- What you will do
Pull every line holding the string "label" from the records below.

+-------+

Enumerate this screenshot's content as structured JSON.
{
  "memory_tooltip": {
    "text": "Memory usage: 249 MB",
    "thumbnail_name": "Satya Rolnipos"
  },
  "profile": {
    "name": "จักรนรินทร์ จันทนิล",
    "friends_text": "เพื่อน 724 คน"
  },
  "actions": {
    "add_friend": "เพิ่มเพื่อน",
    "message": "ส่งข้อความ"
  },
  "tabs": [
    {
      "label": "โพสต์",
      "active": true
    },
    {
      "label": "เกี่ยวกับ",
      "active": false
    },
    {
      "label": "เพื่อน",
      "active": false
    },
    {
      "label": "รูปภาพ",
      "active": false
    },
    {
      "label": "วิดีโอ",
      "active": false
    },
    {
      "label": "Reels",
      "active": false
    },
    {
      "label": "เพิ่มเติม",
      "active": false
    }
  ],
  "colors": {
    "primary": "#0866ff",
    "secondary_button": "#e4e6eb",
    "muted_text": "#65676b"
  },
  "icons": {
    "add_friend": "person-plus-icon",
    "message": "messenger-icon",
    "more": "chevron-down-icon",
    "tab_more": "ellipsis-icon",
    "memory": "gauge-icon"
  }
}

+-------+

- Output of the exercise
      "label": "โพสต์",
      "label": "เกี่ยวกับ",
      "label": "เพื่อน",
      "label": "รูปภาพ",
      "label": "วิดีโอ",
      "label": "Reels",
      "label": "เพิ่มเติม",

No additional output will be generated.